> Problem to work on
Every record must be transcribed in its entirety, apart from the images, which are to be omitted.

☆ ☆ ☆ ☆ ☆ ☆ ☆

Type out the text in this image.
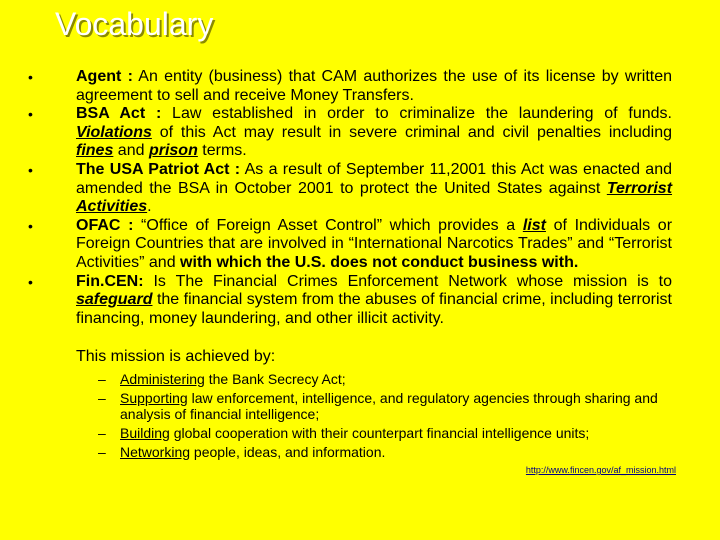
Vocabulary
•	Agent : An entity (business) that CAM authorizes the use of its license by written agreement to sell and receive Money Transfers.
•	BSA Act : Law established in order to criminalize the laundering of funds. Violations of this Act may result in severe criminal and civil penalties including fines and prison terms.
•	The USA Patriot Act : As a result of September 11,2001 this Act was enacted and amended the BSA in October 2001 to protect the United States against Terrorist Activities.
•	OFAC : “Office of Foreign Asset Control” which provides a list of Individuals or Foreign Countries that are involved in “International Narcotics Trades” and “Terrorist Activities” and with which the U.S. does not conduct business with.
•	Fin.CEN: Is The Financial Crimes Enforcement Network whose mission is to safeguard the financial system from the abuses of financial crime, including terrorist financing, money laundering, and other illicit activity.
This mission is achieved by:
– Administering the Bank Secrecy Act;
– Supporting law enforcement, intelligence, and regulatory agencies through sharing and analysis of financial intelligence;
– Building global cooperation with their counterpart financial intelligence units;
– Networking people, ideas, and information.
http://www.fincen.gov/af_mission.html
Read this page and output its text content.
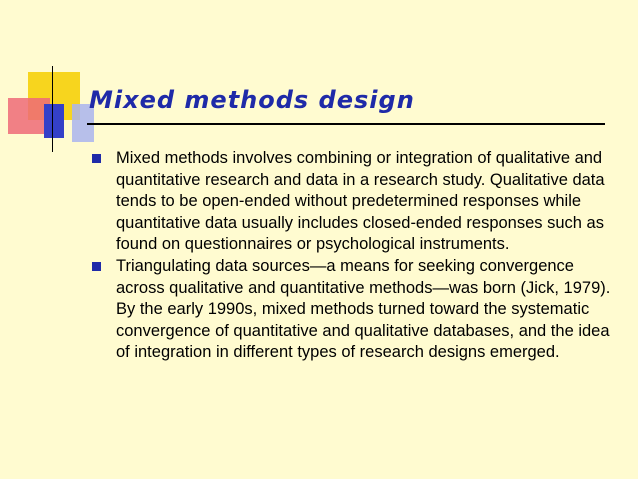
Mixed methods design
Mixed methods involves combining or integration of qualitative and quantitative research and data in a research study. Qualitative data tends to be open-ended without predetermined responses while quantitative data usually includes closed-ended responses such as found on questionnaires or psychological instruments.
Triangulating data sources—a means for seeking convergence across qualitative and quantitative methods—was born (Jick, 1979). By the early 1990s, mixed methods turned toward the systematic convergence of quantitative and qualitative databases, and the idea of integration in different types of research designs emerged.
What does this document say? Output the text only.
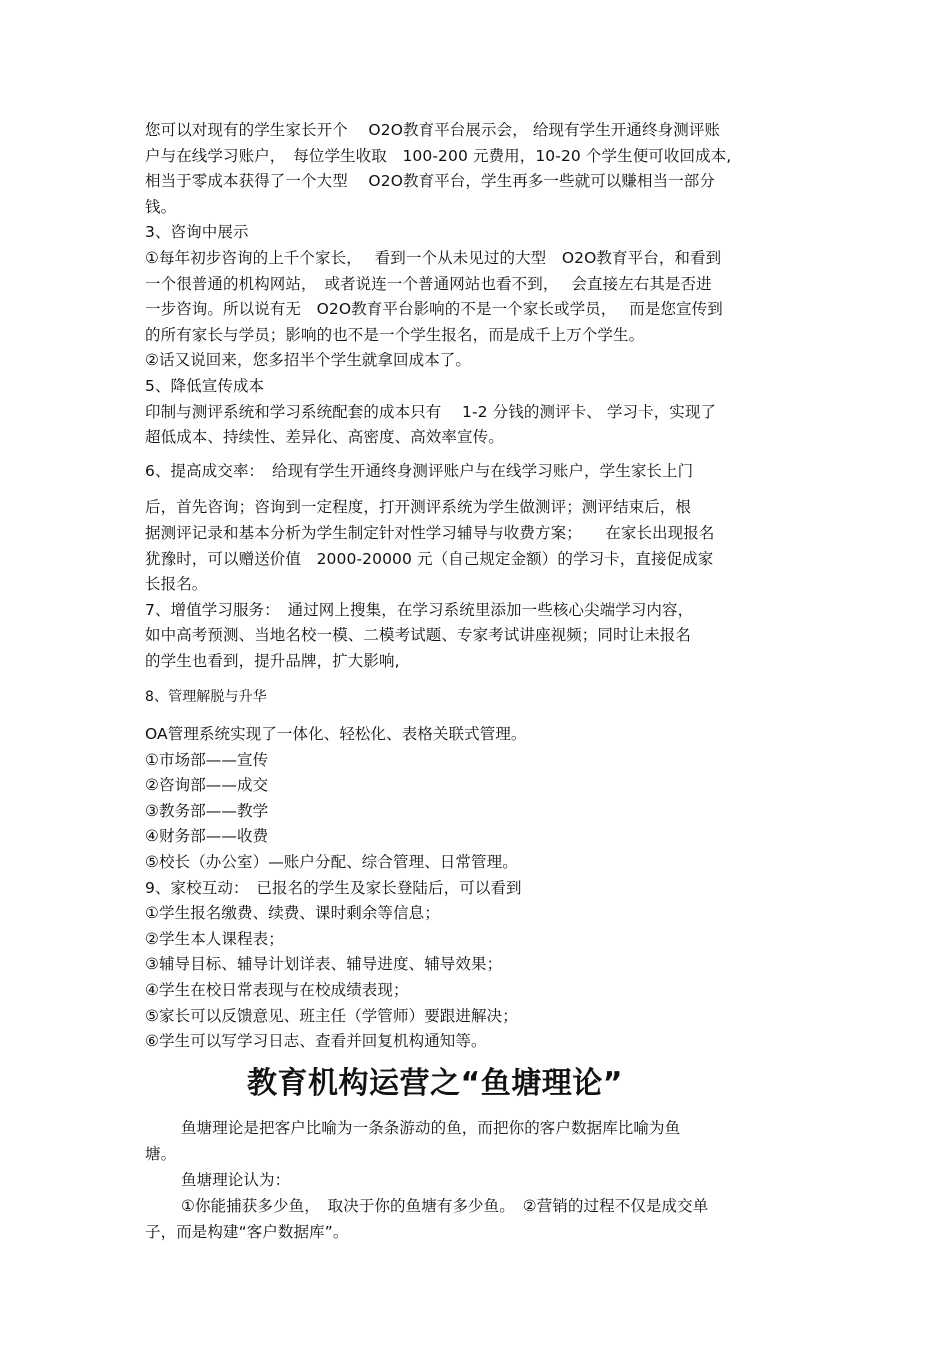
您可以对现有的学生家长开个　 O2O教育平台展示会， 给现有学生开通终身测评账

户与在线学习账户，　每位学生收取　100-200 元费用，10-20 个学生便可收回成本,

相当于零成本获得了一个大型　 O2O教育平台，学生再多一些就可以赚相当一部分

钱。

3、咨询中展示

①每年初步咨询的上千个家长，　 看到一个从未见过的大型　O2O教育平台，和看到

一个很普通的机构网站，　或者说连一个普通网站也看不到，　 会直接左右其是否进

一步咨询。所以说有无　O2O教育平台影响的不是一个家长或学员，　 而是您宣传到

的所有家长与学员；影响的也不是一个学生报名，而是成千上万个学生。

②话又说回来，您多招半个学生就拿回成本了。

5、降低宣传成本

印制与测评系统和学习系统配套的成本只有　 1-2 分钱的测评卡、 学习卡，实现了

超低成本、持续性、差异化、高密度、高效率宣传。

6、提高成交率：　给现有学生开通终身测评账户与在线学习账户，学生家长上门

后，首先咨询；咨询到一定程度，打开测评系统为学生做测评；测评结束后，根

据测评记录和基本分析为学生制定针对性学习辅导与收费方案；　　在家长出现报名

犹豫时，可以赠送价值　2000-20000 元（自己规定金额）的学习卡，直接促成家

长报名。

7、增值学习服务：　通过网上搜集，在学习系统里添加一些核心尖端学习内容，

如中高考预测、当地名校一模、二模考试题、专家考试讲座视频；同时让未报名

的学生也看到，提升品牌，扩大影响,

8、管理解脱与升华

OA管理系统实现了一体化、轻松化、表格关联式管理。

①市场部——宣传

②咨询部——成交

③教务部——教学

④财务部——收费

⑤校长（办公室）—账户分配、综合管理、日常管理。

9、家校互动：　已报名的学生及家长登陆后，可以看到

①学生报名缴费、续费、课时剩余等信息；

②学生本人课程表；

③辅导目标、辅导计划详表、辅导进度、辅导效果；

④学生在校日常表现与在校成绩表现；

⑤家长可以反馈意见、班主任（学管师）要跟进解决；

⑥学生可以写学习日志、查看并回复机构通知等。

教育机构运营之“鱼塘理论”

鱼塘理论是把客户比喻为一条条游动的鱼，而把你的客户数据库比喻为鱼

塘。

鱼塘理论认为：

①你能捕获多少鱼，　取决于你的鱼塘有多少鱼。　②营销的过程不仅是成交单

子，而是构建“客户数据库”。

☆ ☆ ☆ ☆ ☆ ☆ ☆

> Written answer
Type out the text in this image.
Vocabulary
•	Agent : An entity (business) that CAM authorizes the use of its license by written agreement to sell and receive Money Transfers.
•	BSA Act : Law established in order to criminalize the laundering of funds. Violations of this Act may result in severe criminal and civil penalties including fines and prison terms.
•	The USA Patriot Act : As a result of September 11,2001 this Act was enacted and amended the BSA in October 2001 to protect the United States against Terrorist Activities.
•	OFAC : “Office of Foreign Asset Control” which provides a list of Individuals or Foreign Countries that are involved in “International Narcotics Trades” and “Terrorist Activities” and with which the U.S. does not conduct business with.
•	Fin.CEN: Is The Financial Crimes Enforcement Network whose mission is to safeguard the financial system from the abuses of financial crime, including terrorist financing, money laundering, and other illicit activity.
This mission is achieved by:
– Administering the Bank Secrecy Act;
– Supporting law enforcement, intelligence, and regulatory agencies through sharing and analysis of financial intelligence;
– Building global cooperation with their counterpart financial intelligence units;
– Networking people, ideas, and information.
http://www.fincen.gov/af_mission.html
Read this page and output its text content.
Mixed methods design
Mixed methods involves combining or integration of qualitative and quantitative research and data in a research study. Qualitative data tends to be open-ended without predetermined responses while quantitative data usually includes closed-ended responses such as found on questionnaires or psychological instruments.
Triangulating data sources—a means for seeking convergence across qualitative and quantitative methods—was born (Jick, 1979). By the early 1990s, mixed methods turned toward the systematic convergence of quantitative and qualitative databases, and the idea of integration in different types of research designs emerged.
What does this document say? Output the text only.
您可以对现有的学生家长开个　 O2O教育平台展示会， 给现有学生开通终身测评账

户与在线学习账户，　每位学生收取　100-200 元费用，10-20 个学生便可收回成本,

相当于零成本获得了一个大型　 O2O教育平台，学生再多一些就可以赚相当一部分

钱。

3、咨询中展示

①每年初步咨询的上千个家长，　 看到一个从未见过的大型　O2O教育平台，和看到

一个很普通的机构网站，　或者说连一个普通网站也看不到，　 会直接左右其是否进

一步咨询。所以说有无　O2O教育平台影响的不是一个家长或学员，　 而是您宣传到

的所有家长与学员；影响的也不是一个学生报名，而是成千上万个学生。

②话又说回来，您多招半个学生就拿回成本了。

5、降低宣传成本

印制与测评系统和学习系统配套的成本只有　 1-2 分钱的测评卡、 学习卡，实现了

超低成本、持续性、差异化、高密度、高效率宣传。

6、提高成交率：　给现有学生开通终身测评账户与在线学习账户，学生家长上门

后，首先咨询；咨询到一定程度，打开测评系统为学生做测评；测评结束后，根

据测评记录和基本分析为学生制定针对性学习辅导与收费方案；　　在家长出现报名

犹豫时，可以赠送价值　2000-20000 元（自己规定金额）的学习卡，直接促成家

长报名。

7、增值学习服务：　通过网上搜集，在学习系统里添加一些核心尖端学习内容，

如中高考预测、当地名校一模、二模考试题、专家考试讲座视频；同时让未报名

的学生也看到，提升品牌，扩大影响,

8、管理解脱与升华

OA管理系统实现了一体化、轻松化、表格关联式管理。

①市场部——宣传

②咨询部——成交

③教务部——教学

④财务部——收费

⑤校长（办公室）—账户分配、综合管理、日常管理。

9、家校互动：　已报名的学生及家长登陆后，可以看到

①学生报名缴费、续费、课时剩余等信息；

②学生本人课程表；

③辅导目标、辅导计划详表、辅导进度、辅导效果；

④学生在校日常表现与在校成绩表现；

⑤家长可以反馈意见、班主任（学管师）要跟进解决；

⑥学生可以写学习日志、查看并回复机构通知等。

教育机构运营之“鱼塘理论”

鱼塘理论是把客户比喻为一条条游动的鱼，而把你的客户数据库比喻为鱼

塘。

鱼塘理论认为：

①你能捕获多少鱼，　取决于你的鱼塘有多少鱼。　②营销的过程不仅是成交单

子，而是构建“客户数据库”。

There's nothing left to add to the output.